> **PROBLEM**: From the entries below, report how many lines contain the string "Órganos". Give only that number.

═════ WORKING DATA ═════

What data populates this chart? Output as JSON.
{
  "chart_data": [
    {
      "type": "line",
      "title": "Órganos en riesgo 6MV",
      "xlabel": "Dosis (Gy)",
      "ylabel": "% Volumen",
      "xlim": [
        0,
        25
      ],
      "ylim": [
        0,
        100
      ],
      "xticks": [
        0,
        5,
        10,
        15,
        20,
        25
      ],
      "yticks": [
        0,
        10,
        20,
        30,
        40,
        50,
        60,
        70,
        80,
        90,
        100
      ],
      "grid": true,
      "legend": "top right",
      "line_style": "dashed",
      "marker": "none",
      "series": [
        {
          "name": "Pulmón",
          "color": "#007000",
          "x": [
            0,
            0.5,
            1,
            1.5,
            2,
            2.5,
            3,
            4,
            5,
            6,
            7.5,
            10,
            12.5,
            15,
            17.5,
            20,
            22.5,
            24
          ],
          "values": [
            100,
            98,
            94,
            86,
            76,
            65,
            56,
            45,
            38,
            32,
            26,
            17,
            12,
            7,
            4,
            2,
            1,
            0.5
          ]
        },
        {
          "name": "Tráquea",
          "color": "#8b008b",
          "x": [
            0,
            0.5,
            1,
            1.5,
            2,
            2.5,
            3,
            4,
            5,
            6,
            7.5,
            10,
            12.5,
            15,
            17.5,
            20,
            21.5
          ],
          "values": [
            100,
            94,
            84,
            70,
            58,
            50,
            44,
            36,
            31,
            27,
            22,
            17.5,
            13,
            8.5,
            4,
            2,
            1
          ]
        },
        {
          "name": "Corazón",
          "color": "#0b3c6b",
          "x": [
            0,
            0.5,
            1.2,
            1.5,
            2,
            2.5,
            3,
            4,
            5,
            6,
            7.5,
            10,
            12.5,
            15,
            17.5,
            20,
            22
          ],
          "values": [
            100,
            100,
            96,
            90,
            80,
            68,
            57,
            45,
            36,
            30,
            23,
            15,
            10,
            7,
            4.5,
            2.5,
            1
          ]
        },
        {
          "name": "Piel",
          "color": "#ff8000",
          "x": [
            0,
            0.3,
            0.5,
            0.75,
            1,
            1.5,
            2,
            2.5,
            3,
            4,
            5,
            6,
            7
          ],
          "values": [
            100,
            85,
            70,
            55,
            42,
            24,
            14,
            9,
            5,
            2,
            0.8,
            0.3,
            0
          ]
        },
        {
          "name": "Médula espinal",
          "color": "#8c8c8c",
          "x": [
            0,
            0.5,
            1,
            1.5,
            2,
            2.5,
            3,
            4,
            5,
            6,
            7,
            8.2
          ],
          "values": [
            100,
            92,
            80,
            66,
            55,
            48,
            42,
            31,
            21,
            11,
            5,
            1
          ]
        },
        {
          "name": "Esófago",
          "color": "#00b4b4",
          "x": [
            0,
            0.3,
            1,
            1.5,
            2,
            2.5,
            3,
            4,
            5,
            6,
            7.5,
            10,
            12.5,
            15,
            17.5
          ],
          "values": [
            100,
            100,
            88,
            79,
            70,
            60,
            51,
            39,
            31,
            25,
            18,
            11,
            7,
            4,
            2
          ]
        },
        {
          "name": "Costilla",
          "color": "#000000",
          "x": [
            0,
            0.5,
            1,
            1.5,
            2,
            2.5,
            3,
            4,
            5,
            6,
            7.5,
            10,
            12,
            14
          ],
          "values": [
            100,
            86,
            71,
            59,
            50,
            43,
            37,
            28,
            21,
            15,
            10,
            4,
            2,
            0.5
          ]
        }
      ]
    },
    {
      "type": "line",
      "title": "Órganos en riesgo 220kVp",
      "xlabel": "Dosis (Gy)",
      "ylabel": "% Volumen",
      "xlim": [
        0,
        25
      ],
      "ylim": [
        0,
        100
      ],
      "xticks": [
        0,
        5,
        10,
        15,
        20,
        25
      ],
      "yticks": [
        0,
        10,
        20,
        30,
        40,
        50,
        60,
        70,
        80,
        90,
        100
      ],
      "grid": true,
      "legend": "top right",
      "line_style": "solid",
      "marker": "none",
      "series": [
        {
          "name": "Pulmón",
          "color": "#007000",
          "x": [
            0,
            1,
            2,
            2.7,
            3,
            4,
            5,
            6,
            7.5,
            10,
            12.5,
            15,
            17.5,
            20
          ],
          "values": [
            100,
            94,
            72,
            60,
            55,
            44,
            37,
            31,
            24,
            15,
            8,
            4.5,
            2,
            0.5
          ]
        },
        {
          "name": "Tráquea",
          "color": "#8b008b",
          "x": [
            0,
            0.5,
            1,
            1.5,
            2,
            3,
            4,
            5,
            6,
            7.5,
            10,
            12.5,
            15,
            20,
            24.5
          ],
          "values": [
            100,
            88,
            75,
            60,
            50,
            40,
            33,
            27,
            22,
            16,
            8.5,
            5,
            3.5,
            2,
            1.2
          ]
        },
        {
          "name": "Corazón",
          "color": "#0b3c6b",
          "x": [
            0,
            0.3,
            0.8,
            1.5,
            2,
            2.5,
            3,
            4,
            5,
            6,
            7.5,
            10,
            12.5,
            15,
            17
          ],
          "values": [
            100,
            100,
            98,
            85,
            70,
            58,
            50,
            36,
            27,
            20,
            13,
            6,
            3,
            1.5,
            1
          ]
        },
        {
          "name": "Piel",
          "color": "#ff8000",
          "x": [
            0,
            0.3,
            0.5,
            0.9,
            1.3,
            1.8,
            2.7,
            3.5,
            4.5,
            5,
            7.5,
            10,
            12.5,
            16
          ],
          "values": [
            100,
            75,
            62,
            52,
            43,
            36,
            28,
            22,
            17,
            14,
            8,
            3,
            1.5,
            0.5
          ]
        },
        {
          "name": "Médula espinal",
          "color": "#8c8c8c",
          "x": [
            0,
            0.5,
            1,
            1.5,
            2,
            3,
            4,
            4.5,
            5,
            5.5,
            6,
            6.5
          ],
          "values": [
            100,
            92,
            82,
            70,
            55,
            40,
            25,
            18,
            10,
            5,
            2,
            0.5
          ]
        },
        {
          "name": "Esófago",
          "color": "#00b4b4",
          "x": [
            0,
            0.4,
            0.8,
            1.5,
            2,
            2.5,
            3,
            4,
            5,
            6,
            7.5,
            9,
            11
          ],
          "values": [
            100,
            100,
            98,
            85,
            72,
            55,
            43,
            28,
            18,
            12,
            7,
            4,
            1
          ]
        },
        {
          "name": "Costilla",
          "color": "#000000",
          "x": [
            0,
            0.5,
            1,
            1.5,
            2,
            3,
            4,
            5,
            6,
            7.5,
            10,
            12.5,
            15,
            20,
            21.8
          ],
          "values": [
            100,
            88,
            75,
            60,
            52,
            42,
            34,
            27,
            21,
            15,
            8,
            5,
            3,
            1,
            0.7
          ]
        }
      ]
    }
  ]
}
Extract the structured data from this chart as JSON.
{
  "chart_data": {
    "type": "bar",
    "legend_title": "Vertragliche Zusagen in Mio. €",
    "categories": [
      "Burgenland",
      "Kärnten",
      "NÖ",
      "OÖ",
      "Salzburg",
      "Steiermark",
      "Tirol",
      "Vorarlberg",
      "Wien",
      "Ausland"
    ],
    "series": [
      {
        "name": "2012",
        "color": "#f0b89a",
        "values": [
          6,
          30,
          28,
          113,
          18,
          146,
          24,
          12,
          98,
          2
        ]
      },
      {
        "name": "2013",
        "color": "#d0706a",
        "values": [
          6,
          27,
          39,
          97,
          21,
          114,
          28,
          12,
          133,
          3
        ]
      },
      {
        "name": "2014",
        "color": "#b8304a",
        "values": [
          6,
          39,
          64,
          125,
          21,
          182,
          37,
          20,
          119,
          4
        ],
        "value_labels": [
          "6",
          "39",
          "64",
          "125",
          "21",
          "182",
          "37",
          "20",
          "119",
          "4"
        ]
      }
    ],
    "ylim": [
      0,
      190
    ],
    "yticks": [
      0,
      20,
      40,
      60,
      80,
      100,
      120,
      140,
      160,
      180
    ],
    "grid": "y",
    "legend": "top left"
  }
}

═════

> **TASK SOLUTION**: 2